**RECORD LIST**.
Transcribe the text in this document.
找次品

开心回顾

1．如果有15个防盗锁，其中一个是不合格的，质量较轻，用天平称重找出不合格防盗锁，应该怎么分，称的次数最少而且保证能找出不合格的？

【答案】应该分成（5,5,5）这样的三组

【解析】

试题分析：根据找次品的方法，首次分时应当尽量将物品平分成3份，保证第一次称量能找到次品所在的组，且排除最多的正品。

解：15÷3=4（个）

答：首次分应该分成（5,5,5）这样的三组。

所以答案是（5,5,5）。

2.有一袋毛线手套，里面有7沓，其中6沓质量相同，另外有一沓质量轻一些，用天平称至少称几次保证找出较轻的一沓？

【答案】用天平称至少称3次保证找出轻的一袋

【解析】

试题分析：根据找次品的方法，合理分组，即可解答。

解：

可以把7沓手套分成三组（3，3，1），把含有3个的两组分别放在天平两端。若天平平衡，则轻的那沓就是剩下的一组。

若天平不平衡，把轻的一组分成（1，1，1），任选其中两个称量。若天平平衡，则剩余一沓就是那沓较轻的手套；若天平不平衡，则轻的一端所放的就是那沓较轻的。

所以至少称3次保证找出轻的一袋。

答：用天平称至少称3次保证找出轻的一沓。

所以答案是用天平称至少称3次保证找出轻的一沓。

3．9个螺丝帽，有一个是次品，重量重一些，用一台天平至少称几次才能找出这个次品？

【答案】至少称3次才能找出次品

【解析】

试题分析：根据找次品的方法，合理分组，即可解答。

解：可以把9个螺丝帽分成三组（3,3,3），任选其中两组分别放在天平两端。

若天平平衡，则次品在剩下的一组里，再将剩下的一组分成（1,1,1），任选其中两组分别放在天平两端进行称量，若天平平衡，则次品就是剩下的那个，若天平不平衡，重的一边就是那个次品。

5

**PROBLEM STATEMENT**.
Go through the listing above and restate it word for word.

**EXERCISE ANSWER**.
Transcribe the text in this document.
找次品

开心回顾

1．如果有15个防盗锁，其中一个是不合格的，质量较轻，用天平称重找出不合格防盗锁，应该怎么分，称的次数最少而且保证能找出不合格的？

【答案】应该分成（5,5,5）这样的三组

【解析】

试题分析：根据找次品的方法，首次分时应当尽量将物品平分成3份，保证第一次称量能找到次品所在的组，且排除最多的正品。

解：15÷3=4（个）

答：首次分应该分成（5,5,5）这样的三组。

所以答案是（5,5,5）。

2.有一袋毛线手套，里面有7沓，其中6沓质量相同，另外有一沓质量轻一些，用天平称至少称几次保证找出较轻的一沓？

【答案】用天平称至少称3次保证找出轻的一袋

【解析】

试题分析：根据找次品的方法，合理分组，即可解答。

解：

可以把7沓手套分成三组（3，3，1），把含有3个的两组分别放在天平两端。若天平平衡，则轻的那沓就是剩下的一组。

若天平不平衡，把轻的一组分成（1，1，1），任选其中两个称量。若天平平衡，则剩余一沓就是那沓较轻的手套；若天平不平衡，则轻的一端所放的就是那沓较轻的。

所以至少称3次保证找出轻的一袋。

答：用天平称至少称3次保证找出轻的一沓。

所以答案是用天平称至少称3次保证找出轻的一沓。

3．9个螺丝帽，有一个是次品，重量重一些，用一台天平至少称几次才能找出这个次品？

【答案】至少称3次才能找出次品

【解析】

试题分析：根据找次品的方法，合理分组，即可解答。

解：可以把9个螺丝帽分成三组（3,3,3），任选其中两组分别放在天平两端。

若天平平衡，则次品在剩下的一组里，再将剩下的一组分成（1,1,1），任选其中两组分别放在天平两端进行称量，若天平平衡，则次品就是剩下的那个，若天平不平衡，重的一边就是那个次品。

5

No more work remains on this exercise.